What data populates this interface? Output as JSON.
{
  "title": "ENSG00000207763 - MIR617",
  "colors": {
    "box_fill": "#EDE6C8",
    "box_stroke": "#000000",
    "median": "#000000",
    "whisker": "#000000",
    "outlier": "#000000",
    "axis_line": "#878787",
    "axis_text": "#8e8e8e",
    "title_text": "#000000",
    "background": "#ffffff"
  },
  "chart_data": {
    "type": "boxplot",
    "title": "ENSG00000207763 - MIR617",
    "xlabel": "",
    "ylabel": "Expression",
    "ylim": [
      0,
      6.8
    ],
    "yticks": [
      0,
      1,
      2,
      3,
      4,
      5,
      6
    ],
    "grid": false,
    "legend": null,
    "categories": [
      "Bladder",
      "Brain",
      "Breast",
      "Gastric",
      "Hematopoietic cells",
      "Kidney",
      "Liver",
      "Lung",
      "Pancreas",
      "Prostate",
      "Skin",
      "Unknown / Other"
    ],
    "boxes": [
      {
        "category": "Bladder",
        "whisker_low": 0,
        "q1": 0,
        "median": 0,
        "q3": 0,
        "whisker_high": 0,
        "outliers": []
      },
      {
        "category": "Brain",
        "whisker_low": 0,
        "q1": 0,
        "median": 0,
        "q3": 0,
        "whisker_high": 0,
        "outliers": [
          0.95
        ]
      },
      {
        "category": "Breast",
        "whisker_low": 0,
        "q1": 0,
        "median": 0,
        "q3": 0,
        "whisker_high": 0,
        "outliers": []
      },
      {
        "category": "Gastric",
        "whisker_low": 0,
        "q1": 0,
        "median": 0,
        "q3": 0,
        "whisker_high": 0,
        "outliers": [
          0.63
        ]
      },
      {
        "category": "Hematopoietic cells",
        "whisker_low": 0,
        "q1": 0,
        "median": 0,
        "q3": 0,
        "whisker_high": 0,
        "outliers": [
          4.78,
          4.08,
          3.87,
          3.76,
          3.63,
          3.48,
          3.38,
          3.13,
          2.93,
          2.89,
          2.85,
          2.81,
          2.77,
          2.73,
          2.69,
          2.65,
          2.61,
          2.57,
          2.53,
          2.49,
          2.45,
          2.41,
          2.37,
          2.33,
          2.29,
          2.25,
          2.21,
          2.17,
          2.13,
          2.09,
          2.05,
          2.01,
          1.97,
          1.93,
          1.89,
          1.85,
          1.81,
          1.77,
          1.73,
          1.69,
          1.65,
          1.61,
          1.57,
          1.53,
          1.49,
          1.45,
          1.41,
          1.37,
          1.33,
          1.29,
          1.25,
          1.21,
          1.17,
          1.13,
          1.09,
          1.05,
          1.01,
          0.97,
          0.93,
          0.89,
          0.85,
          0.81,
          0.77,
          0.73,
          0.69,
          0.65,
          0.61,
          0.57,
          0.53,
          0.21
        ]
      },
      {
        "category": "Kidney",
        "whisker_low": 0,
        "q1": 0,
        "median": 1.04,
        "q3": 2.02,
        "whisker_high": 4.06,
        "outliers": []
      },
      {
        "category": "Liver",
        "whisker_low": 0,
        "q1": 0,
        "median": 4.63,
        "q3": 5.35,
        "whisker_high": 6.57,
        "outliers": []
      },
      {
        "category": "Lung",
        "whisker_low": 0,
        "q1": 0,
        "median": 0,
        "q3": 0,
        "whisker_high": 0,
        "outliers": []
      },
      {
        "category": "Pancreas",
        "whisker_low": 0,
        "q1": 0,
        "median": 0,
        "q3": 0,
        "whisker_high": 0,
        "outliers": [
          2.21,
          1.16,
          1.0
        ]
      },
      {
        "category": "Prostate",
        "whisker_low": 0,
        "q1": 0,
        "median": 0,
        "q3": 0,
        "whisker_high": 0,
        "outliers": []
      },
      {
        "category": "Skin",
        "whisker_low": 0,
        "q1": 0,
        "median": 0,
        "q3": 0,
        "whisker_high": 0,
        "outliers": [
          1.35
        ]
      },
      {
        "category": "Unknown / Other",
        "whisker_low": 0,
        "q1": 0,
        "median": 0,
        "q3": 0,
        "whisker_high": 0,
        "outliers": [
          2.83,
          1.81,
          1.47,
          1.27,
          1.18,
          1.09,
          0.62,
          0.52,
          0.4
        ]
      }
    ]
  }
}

----

» What needs to be done:
Please print the listing exactly, keeping each line as it is.

» Solution below:
What data populates this interface? Output as JSON.
{
  "title": "ENSG00000207763 - MIR617",
  "colors": {
    "box_fill": "#EDE6C8",
    "box_stroke": "#000000",
    "median": "#000000",
    "whisker": "#000000",
    "outlier": "#000000",
    "axis_line": "#878787",
    "axis_text": "#8e8e8e",
    "title_text": "#000000",
    "background": "#ffffff"
  },
  "chart_data": {
    "type": "boxplot",
    "title": "ENSG00000207763 - MIR617",
    "xlabel": "",
    "ylabel": "Expression",
    "ylim": [
      0,
      6.8
    ],
    "yticks": [
      0,
      1,
      2,
      3,
      4,
      5,
      6
    ],
    "grid": false,
    "legend": null,
    "categories": [
      "Bladder",
      "Brain",
      "Breast",
      "Gastric",
      "Hematopoietic cells",
      "Kidney",
      "Liver",
      "Lung",
      "Pancreas",
      "Prostate",
      "Skin",
      "Unknown / Other"
    ],
    "boxes": [
      {
        "category": "Bladder",
        "whisker_low": 0,
        "q1": 0,
        "median": 0,
        "q3": 0,
        "whisker_high": 0,
        "outliers": []
      },
      {
        "category": "Brain",
        "whisker_low": 0,
        "q1": 0,
        "median": 0,
        "q3": 0,
        "whisker_high": 0,
        "outliers": [
          0.95
        ]
      },
      {
        "category": "Breast",
        "whisker_low": 0,
        "q1": 0,
        "median": 0,
        "q3": 0,
        "whisker_high": 0,
        "outliers": []
      },
      {
        "category": "Gastric",
        "whisker_low": 0,
        "q1": 0,
        "median": 0,
        "q3": 0,
        "whisker_high": 0,
        "outliers": [
          0.63
        ]
      },
      {
        "category": "Hematopoietic cells",
        "whisker_low": 0,
        "q1": 0,
        "median": 0,
        "q3": 0,
        "whisker_high": 0,
        "outliers": [
          4.78,
          4.08,
          3.87,
          3.76,
          3.63,
          3.48,
          3.38,
          3.13,
          2.93,
          2.89,
          2.85,
          2.81,
          2.77,
          2.73,
          2.69,
          2.65,
          2.61,
          2.57,
          2.53,
          2.49,
          2.45,
          2.41,
          2.37,
          2.33,
          2.29,
          2.25,
          2.21,
          2.17,
          2.13,
          2.09,
          2.05,
          2.01,
          1.97,
          1.93,
          1.89,
          1.85,
          1.81,
          1.77,
          1.73,
          1.69,
          1.65,
          1.61,
          1.57,
          1.53,
          1.49,
          1.45,
          1.41,
          1.37,
          1.33,
          1.29,
          1.25,
          1.21,
          1.17,
          1.13,
          1.09,
          1.05,
          1.01,
          0.97,
          0.93,
          0.89,
          0.85,
          0.81,
          0.77,
          0.73,
          0.69,
          0.65,
          0.61,
          0.57,
          0.53,
          0.21
        ]
      },
      {
        "category": "Kidney",
        "whisker_low": 0,
        "q1": 0,
        "median": 1.04,
        "q3": 2.02,
        "whisker_high": 4.06,
        "outliers": []
      },
      {
        "category": "Liver",
        "whisker_low": 0,
        "q1": 0,
        "median": 4.63,
        "q3": 5.35,
        "whisker_high": 6.57,
        "outliers": []
      },
      {
        "category": "Lung",
        "whisker_low": 0,
        "q1": 0,
        "median": 0,
        "q3": 0,
        "whisker_high": 0,
        "outliers": []
      },
      {
        "category": "Pancreas",
        "whisker_low": 0,
        "q1": 0,
        "median": 0,
        "q3": 0,
        "whisker_high": 0,
        "outliers": [
          2.21,
          1.16,
          1.0
        ]
      },
      {
        "category": "Prostate",
        "whisker_low": 0,
        "q1": 0,
        "median": 0,
        "q3": 0,
        "whisker_high": 0,
        "outliers": []
      },
      {
        "category": "Skin",
        "whisker_low": 0,
        "q1": 0,
        "median": 0,
        "q3": 0,
        "whisker_high": 0,
        "outliers": [
          1.35
        ]
      },
      {
        "category": "Unknown / Other",
        "whisker_low": 0,
        "q1": 0,
        "median": 0,
        "q3": 0,
        "whisker_high": 0,
        "outliers": [
          2.83,
          1.81,
          1.47,
          1.27,
          1.18,
          1.09,
          0.62,
          0.52,
          0.4
        ]
      }
    ]
  }
}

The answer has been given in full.